Your reply should be a single number: how many lines contain the string "JSON".

• [EXERCISE INPUTS]:
begin

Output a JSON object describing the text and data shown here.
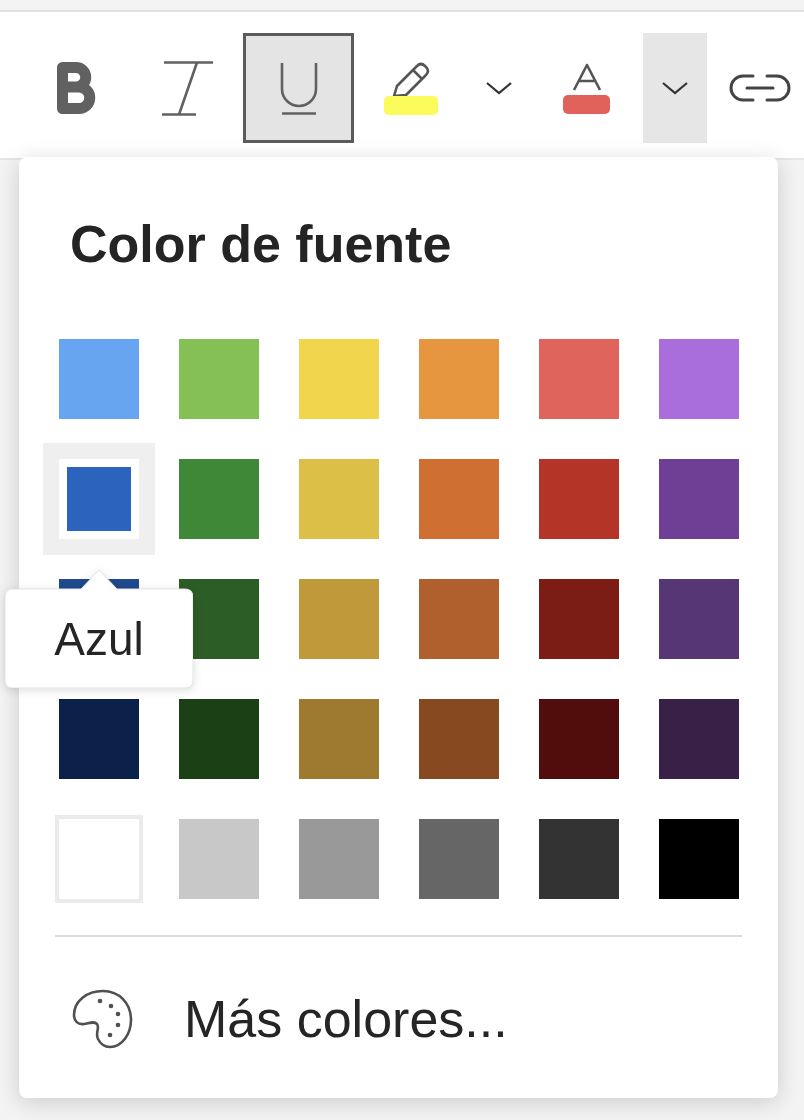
{
  "toolbar": {
    "format_buttons": [
      {
        "kind": "bold",
        "on": false
      },
      {
        "kind": "italic",
        "on": false
      },
      {
        "kind": "underline",
        "on": true
      }
    ],
    "color_buttons": [
      {
        "kind": "highlight",
        "color": "#fbfb5c",
        "menu_expanded": false
      },
      {
        "kind": "font-color",
        "color": "#e0625a",
        "menu_expanded": true
      }
    ]
  },
  "font_color_menu": {
    "title": "Color de fuente",
    "swatch_rows": [
      [
        {
          "color": "#68a5f1",
          "selected": false
        },
        {
          "color": "#85c057",
          "selected": false
        },
        {
          "color": "#f0d54d",
          "selected": false
        },
        {
          "color": "#e6963e",
          "selected": false
        },
        {
          "color": "#de645c",
          "selected": false
        },
        {
          "color": "#a96ddc",
          "selected": false
        }
      ],
      [
        {
          "color": "#2b63bd",
          "selected": true
        },
        {
          "color": "#3f8838",
          "selected": false
        },
        {
          "color": "#dbbf47",
          "selected": false
        },
        {
          "color": "#cf6f31",
          "selected": false
        },
        {
          "color": "#b43527",
          "selected": false
        },
        {
          "color": "#6f3f95",
          "selected": false
        }
      ],
      [
        {
          "color": "#1f4a8e",
          "selected": false
        },
        {
          "color": "#2d5d27",
          "selected": false
        },
        {
          "color": "#bf993a",
          "selected": false
        },
        {
          "color": "#af602c",
          "selected": false
        },
        {
          "color": "#7b1d15",
          "selected": false
        },
        {
          "color": "#573676",
          "selected": false
        }
      ],
      [
        {
          "color": "#0b214a",
          "selected": false
        },
        {
          "color": "#1c4016",
          "selected": false
        },
        {
          "color": "#9d7a30",
          "selected": false
        },
        {
          "color": "#864920",
          "selected": false
        },
        {
          "color": "#500d0b",
          "selected": false
        },
        {
          "color": "#392047",
          "selected": false
        }
      ],
      [
        {
          "color": "#ffffff",
          "selected": false
        },
        {
          "color": "#c8c8c8",
          "selected": false
        },
        {
          "color": "#999999",
          "selected": false
        },
        {
          "color": "#666666",
          "selected": false
        },
        {
          "color": "#333333",
          "selected": false
        },
        {
          "color": "#000000",
          "selected": false
        }
      ]
    ],
    "tooltip": "Azul",
    "more_colors": "Más colores..."
  }
}
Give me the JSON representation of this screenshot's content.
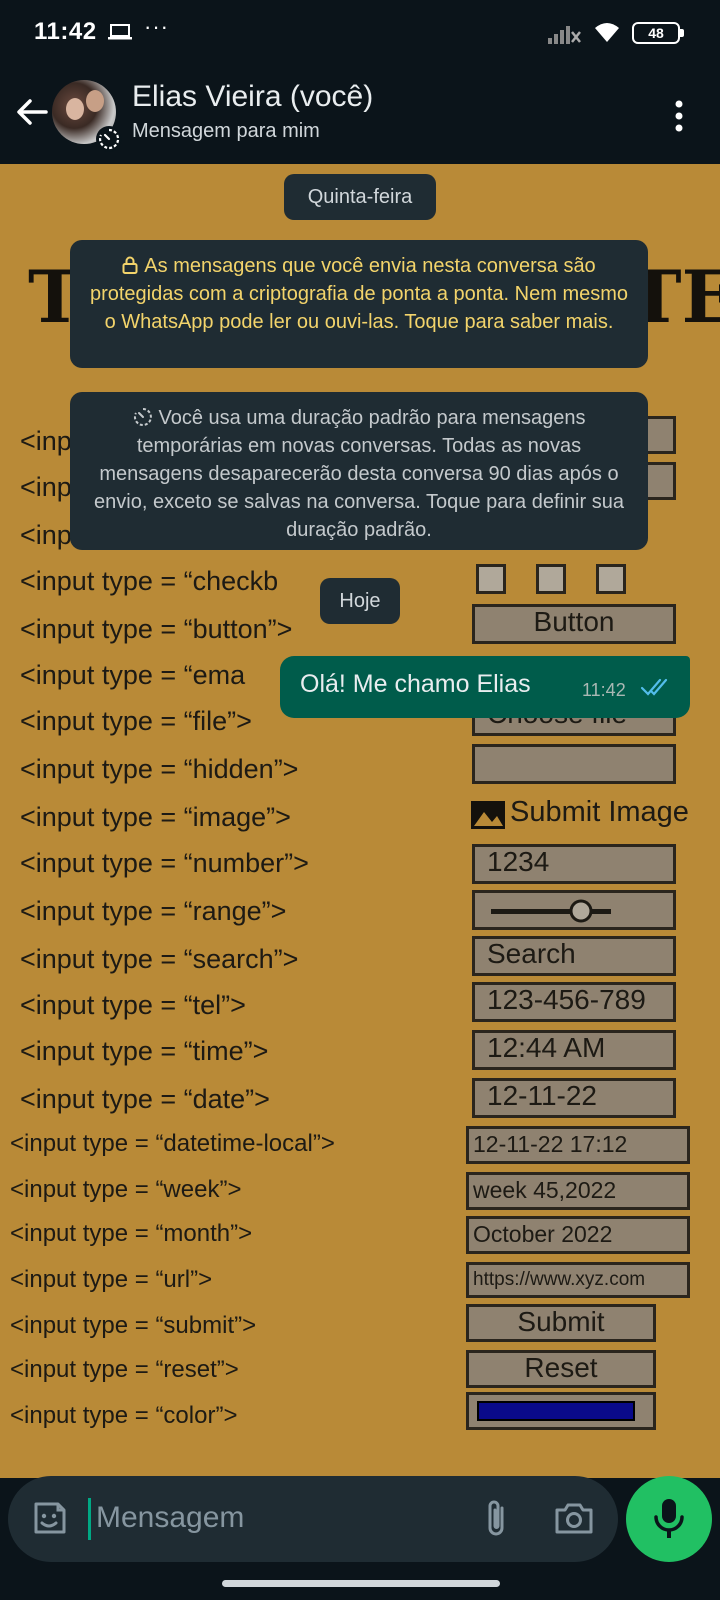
{
  "status_bar": {
    "time": "11:42",
    "dots": "···",
    "battery": "48",
    "icons": [
      "laptop-icon",
      "signal-off-icon",
      "wifi-icon",
      "battery-icon"
    ]
  },
  "header": {
    "contact_name": "Elias Vieira (você)",
    "subtitle": "Mensagem para mim",
    "icons": [
      "back-arrow-icon",
      "timer-icon",
      "more-vert-icon"
    ]
  },
  "chat": {
    "date_chip_1": "Quinta-feira",
    "encryption_notice": "As mensagens que você envia nesta conversa são protegidas com a criptografia de ponta a ponta. Nem mesmo o WhatsApp pode ler ou ouvi-las. Toque para saber mais.",
    "disappearing_notice": "Você usa uma duração padrão para mensagens temporárias em novas conversas. Todas as novas mensagens desaparecerão desta conversa 90 dias após o envio, exceto se salvas na conversa. Toque para definir sua duração padrão.",
    "date_chip_2": "Hoje",
    "messages": [
      {
        "text": "Olá! Me chamo Elias",
        "time": "11:42",
        "status": "read"
      }
    ]
  },
  "wallpaper": {
    "title_left": "T",
    "title_right": "TE",
    "rows": [
      "<inp",
      "<inp",
      "<inp",
      "<input type = “checkb",
      "<input type = “button”>",
      "<input type = “ema",
      "<input type = “file”>",
      "<input type = “hidden”>",
      "<input type = “image”>",
      "<input type = “number”>",
      "<input type = “range”>",
      "<input type = “search”>",
      "<input type = “tel”>",
      "<input type = “time”>",
      "<input type = “date”>",
      "<input type = “datetime-local”>",
      "<input type = “week”>",
      "<input type = “month”>",
      "<input type = “url”>",
      "<input type = “submit”>",
      "<input type = “reset”>",
      "<input type = “color”>"
    ],
    "boxes": {
      "button": "Button",
      "file": "Choose file",
      "image": "Submit Image",
      "number": "1234",
      "search": "Search",
      "tel": "123-456-789",
      "time": "12:44 AM",
      "date": "12-11-22",
      "datetime": "12-11-22 17:12",
      "week": "week 45,2022",
      "month": "October 2022",
      "url": "https://www.xyz.com",
      "submit": "Submit",
      "reset": "Reset"
    }
  },
  "composer": {
    "placeholder": "Mensagem",
    "icons": [
      "emoji-sticker-icon",
      "paperclip-icon",
      "camera-icon",
      "microphone-icon"
    ]
  },
  "colors": {
    "header_bg": "#0b141a",
    "wallpaper": "#b98a37",
    "outgoing_bubble": "#005c4b",
    "system_bubble": "#1f2c33",
    "notice_text": "#f3d46b",
    "mic_button": "#21c063",
    "read_ticks": "#53bdeb"
  }
}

end

• [WRITTEN ANSWER]:
2